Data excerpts
>>>
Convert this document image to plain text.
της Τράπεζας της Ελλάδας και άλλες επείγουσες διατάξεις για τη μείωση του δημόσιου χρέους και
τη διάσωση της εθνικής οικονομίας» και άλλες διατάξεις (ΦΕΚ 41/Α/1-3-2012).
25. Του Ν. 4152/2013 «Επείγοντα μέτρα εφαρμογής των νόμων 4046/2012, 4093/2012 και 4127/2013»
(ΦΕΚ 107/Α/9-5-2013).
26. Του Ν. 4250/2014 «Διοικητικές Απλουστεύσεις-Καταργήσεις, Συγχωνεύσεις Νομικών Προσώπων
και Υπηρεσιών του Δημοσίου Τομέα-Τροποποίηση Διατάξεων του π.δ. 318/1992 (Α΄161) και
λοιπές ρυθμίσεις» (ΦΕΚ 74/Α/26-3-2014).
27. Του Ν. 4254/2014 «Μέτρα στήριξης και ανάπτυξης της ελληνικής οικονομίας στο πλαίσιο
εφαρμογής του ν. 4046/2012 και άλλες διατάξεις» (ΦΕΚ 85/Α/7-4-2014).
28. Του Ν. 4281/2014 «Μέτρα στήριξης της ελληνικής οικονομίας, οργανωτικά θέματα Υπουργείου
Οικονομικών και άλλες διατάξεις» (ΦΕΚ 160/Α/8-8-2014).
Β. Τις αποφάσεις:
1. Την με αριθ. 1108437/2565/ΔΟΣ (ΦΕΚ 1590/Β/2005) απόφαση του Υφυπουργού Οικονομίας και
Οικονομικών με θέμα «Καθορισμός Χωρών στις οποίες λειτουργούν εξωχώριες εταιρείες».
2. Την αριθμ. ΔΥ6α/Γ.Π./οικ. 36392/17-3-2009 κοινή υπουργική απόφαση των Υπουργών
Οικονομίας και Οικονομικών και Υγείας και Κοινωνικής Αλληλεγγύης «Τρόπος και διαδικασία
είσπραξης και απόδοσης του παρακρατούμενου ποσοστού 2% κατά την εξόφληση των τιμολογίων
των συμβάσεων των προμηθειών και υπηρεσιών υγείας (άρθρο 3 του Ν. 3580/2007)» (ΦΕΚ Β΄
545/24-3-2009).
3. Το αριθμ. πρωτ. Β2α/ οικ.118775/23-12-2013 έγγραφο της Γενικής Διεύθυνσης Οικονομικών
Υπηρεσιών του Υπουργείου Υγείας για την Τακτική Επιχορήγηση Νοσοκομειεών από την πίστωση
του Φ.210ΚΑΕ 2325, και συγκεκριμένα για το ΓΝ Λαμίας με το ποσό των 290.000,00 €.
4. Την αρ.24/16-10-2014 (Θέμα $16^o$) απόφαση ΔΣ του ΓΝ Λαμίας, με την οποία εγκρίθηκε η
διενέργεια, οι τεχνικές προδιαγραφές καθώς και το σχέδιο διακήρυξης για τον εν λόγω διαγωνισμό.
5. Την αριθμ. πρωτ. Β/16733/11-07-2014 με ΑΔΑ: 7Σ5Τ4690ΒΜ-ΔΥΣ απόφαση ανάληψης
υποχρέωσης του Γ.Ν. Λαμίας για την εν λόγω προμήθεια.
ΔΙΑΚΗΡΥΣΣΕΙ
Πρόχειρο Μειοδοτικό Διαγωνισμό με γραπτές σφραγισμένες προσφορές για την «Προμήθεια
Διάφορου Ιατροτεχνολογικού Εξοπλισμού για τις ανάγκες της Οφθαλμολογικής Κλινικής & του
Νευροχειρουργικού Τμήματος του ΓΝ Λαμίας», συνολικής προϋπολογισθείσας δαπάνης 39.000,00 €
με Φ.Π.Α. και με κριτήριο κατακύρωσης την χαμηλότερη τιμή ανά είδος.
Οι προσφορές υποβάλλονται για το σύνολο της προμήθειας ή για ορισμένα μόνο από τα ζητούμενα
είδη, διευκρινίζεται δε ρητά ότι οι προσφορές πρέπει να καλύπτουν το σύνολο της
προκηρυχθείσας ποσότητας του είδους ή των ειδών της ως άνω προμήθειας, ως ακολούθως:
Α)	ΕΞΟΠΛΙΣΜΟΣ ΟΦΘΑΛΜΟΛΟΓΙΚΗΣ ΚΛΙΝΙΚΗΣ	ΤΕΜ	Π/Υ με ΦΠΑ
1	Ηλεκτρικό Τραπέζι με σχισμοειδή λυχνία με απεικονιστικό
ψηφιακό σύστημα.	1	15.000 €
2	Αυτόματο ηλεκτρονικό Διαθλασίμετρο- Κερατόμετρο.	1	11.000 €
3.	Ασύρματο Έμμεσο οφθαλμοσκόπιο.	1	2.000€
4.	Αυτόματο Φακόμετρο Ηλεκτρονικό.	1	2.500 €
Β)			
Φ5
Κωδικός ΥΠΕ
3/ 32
<<<
▶ _REQUIREMENTS_: Transcribe each record exactly. Leave nothing out.

▶ _FULL OUTPUT_:
Convert this document image to plain text.
της Τράπεζας της Ελλάδας και άλλες επείγουσες διατάξεις για τη μείωση του δημόσιου χρέους και
τη διάσωση της εθνικής οικονομίας» και άλλες διατάξεις (ΦΕΚ 41/Α/1-3-2012).
25. Του Ν. 4152/2013 «Επείγοντα μέτρα εφαρμογής των νόμων 4046/2012, 4093/2012 και 4127/2013»
(ΦΕΚ 107/Α/9-5-2013).
26. Του Ν. 4250/2014 «Διοικητικές Απλουστεύσεις-Καταργήσεις, Συγχωνεύσεις Νομικών Προσώπων
και Υπηρεσιών του Δημοσίου Τομέα-Τροποποίηση Διατάξεων του π.δ. 318/1992 (Α΄161) και
λοιπές ρυθμίσεις» (ΦΕΚ 74/Α/26-3-2014).
27. Του Ν. 4254/2014 «Μέτρα στήριξης και ανάπτυξης της ελληνικής οικονομίας στο πλαίσιο
εφαρμογής του ν. 4046/2012 και άλλες διατάξεις» (ΦΕΚ 85/Α/7-4-2014).
28. Του Ν. 4281/2014 «Μέτρα στήριξης της ελληνικής οικονομίας, οργανωτικά θέματα Υπουργείου
Οικονομικών και άλλες διατάξεις» (ΦΕΚ 160/Α/8-8-2014).
Β. Τις αποφάσεις:
1. Την με αριθ. 1108437/2565/ΔΟΣ (ΦΕΚ 1590/Β/2005) απόφαση του Υφυπουργού Οικονομίας και
Οικονομικών με θέμα «Καθορισμός Χωρών στις οποίες λειτουργούν εξωχώριες εταιρείες».
2. Την αριθμ. ΔΥ6α/Γ.Π./οικ. 36392/17-3-2009 κοινή υπουργική απόφαση των Υπουργών
Οικονομίας και Οικονομικών και Υγείας και Κοινωνικής Αλληλεγγύης «Τρόπος και διαδικασία
είσπραξης και απόδοσης του παρακρατούμενου ποσοστού 2% κατά την εξόφληση των τιμολογίων
των συμβάσεων των προμηθειών και υπηρεσιών υγείας (άρθρο 3 του Ν. 3580/2007)» (ΦΕΚ Β΄
545/24-3-2009).
3. Το αριθμ. πρωτ. Β2α/ οικ.118775/23-12-2013 έγγραφο της Γενικής Διεύθυνσης Οικονομικών
Υπηρεσιών του Υπουργείου Υγείας για την Τακτική Επιχορήγηση Νοσοκομειεών από την πίστωση
του Φ.210ΚΑΕ 2325, και συγκεκριμένα για το ΓΝ Λαμίας με το ποσό των 290.000,00 €.
4. Την αρ.24/16-10-2014 (Θέμα $16^o$) απόφαση ΔΣ του ΓΝ Λαμίας, με την οποία εγκρίθηκε η
διενέργεια, οι τεχνικές προδιαγραφές καθώς και το σχέδιο διακήρυξης για τον εν λόγω διαγωνισμό.
5. Την αριθμ. πρωτ. Β/16733/11-07-2014 με ΑΔΑ: 7Σ5Τ4690ΒΜ-ΔΥΣ απόφαση ανάληψης
υποχρέωσης του Γ.Ν. Λαμίας για την εν λόγω προμήθεια.
ΔΙΑΚΗΡΥΣΣΕΙ
Πρόχειρο Μειοδοτικό Διαγωνισμό με γραπτές σφραγισμένες προσφορές για την «Προμήθεια
Διάφορου Ιατροτεχνολογικού Εξοπλισμού για τις ανάγκες της Οφθαλμολογικής Κλινικής & του
Νευροχειρουργικού Τμήματος του ΓΝ Λαμίας», συνολικής προϋπολογισθείσας δαπάνης 39.000,00 €
με Φ.Π.Α. και με κριτήριο κατακύρωσης την χαμηλότερη τιμή ανά είδος.
Οι προσφορές υποβάλλονται για το σύνολο της προμήθειας ή για ορισμένα μόνο από τα ζητούμενα
είδη, διευκρινίζεται δε ρητά ότι οι προσφορές πρέπει να καλύπτουν το σύνολο της
προκηρυχθείσας ποσότητας του είδους ή των ειδών της ως άνω προμήθειας, ως ακολούθως:
Α)	ΕΞΟΠΛΙΣΜΟΣ ΟΦΘΑΛΜΟΛΟΓΙΚΗΣ ΚΛΙΝΙΚΗΣ	ΤΕΜ	Π/Υ με ΦΠΑ
1	Ηλεκτρικό Τραπέζι με σχισμοειδή λυχνία με απεικονιστικό
ψηφιακό σύστημα.	1	15.000 €
2	Αυτόματο ηλεκτρονικό Διαθλασίμετρο- Κερατόμετρο.	1	11.000 €
3.	Ασύρματο Έμμεσο οφθαλμοσκόπιο.	1	2.000€
4.	Αυτόματο Φακόμετρο Ηλεκτρονικό.	1	2.500 €
Β)			
Φ5
Κωδικός ΥΠΕ
3/ 32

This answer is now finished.